• [Your instructions]:
Each entry below is to be written out exactly, and the pictures are to be left out.

(Some records)
☆ ☆ ☆ ☆ ☆ ☆ ☆
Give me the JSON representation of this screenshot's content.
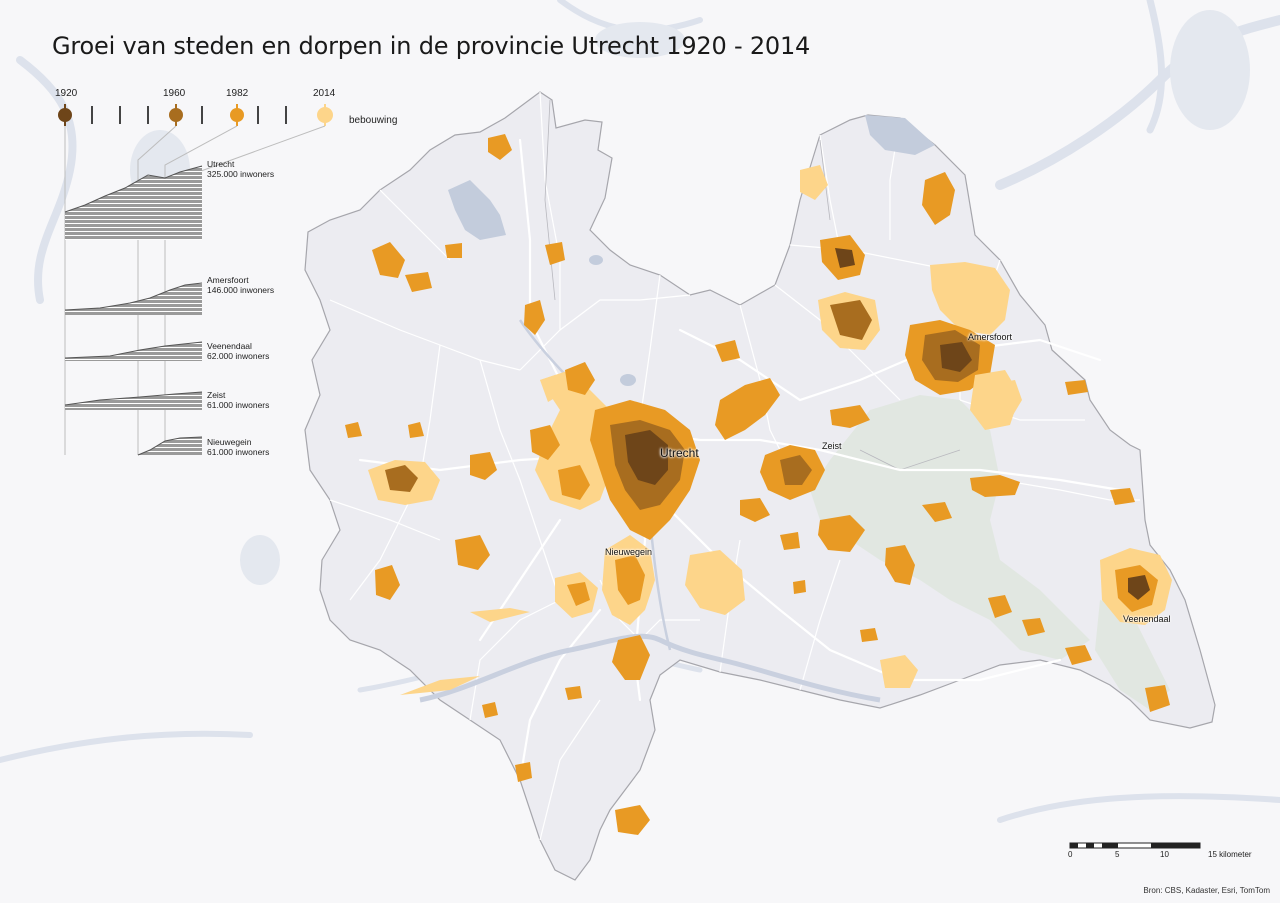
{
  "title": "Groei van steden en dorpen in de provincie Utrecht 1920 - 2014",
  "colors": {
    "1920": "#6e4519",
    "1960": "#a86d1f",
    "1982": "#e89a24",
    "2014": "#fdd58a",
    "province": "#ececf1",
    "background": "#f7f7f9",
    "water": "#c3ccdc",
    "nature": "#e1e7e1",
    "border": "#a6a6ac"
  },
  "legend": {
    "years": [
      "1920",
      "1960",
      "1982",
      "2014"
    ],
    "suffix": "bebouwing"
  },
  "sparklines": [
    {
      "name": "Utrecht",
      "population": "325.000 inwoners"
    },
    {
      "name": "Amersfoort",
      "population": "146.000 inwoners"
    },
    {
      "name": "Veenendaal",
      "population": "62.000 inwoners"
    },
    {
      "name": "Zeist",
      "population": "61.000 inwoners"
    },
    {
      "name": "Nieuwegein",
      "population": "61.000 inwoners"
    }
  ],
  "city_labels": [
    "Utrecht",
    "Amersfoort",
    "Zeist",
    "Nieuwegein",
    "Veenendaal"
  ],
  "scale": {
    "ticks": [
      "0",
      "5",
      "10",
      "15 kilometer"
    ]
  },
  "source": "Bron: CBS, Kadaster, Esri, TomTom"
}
☆ ☆ ☆ ☆ ☆ ☆ ☆
• [Correct output]:
Give me the JSON representation of this screenshot's content.
{
  "title": "Groei van steden en dorpen in de provincie Utrecht 1920 - 2014",
  "colors": {
    "1920": "#6e4519",
    "1960": "#a86d1f",
    "1982": "#e89a24",
    "2014": "#fdd58a",
    "province": "#ececf1",
    "background": "#f7f7f9",
    "water": "#c3ccdc",
    "nature": "#e1e7e1",
    "border": "#a6a6ac"
  },
  "legend": {
    "years": [
      "1920",
      "1960",
      "1982",
      "2014"
    ],
    "suffix": "bebouwing"
  },
  "sparklines": [
    {
      "name": "Utrecht",
      "population": "325.000 inwoners"
    },
    {
      "name": "Amersfoort",
      "population": "146.000 inwoners"
    },
    {
      "name": "Veenendaal",
      "population": "62.000 inwoners"
    },
    {
      "name": "Zeist",
      "population": "61.000 inwoners"
    },
    {
      "name": "Nieuwegein",
      "population": "61.000 inwoners"
    }
  ],
  "city_labels": [
    "Utrecht",
    "Amersfoort",
    "Zeist",
    "Nieuwegein",
    "Veenendaal"
  ],
  "scale": {
    "ticks": [
      "0",
      "5",
      "10",
      "15 kilometer"
    ]
  },
  "source": "Bron: CBS, Kadaster, Esri, TomTom"
}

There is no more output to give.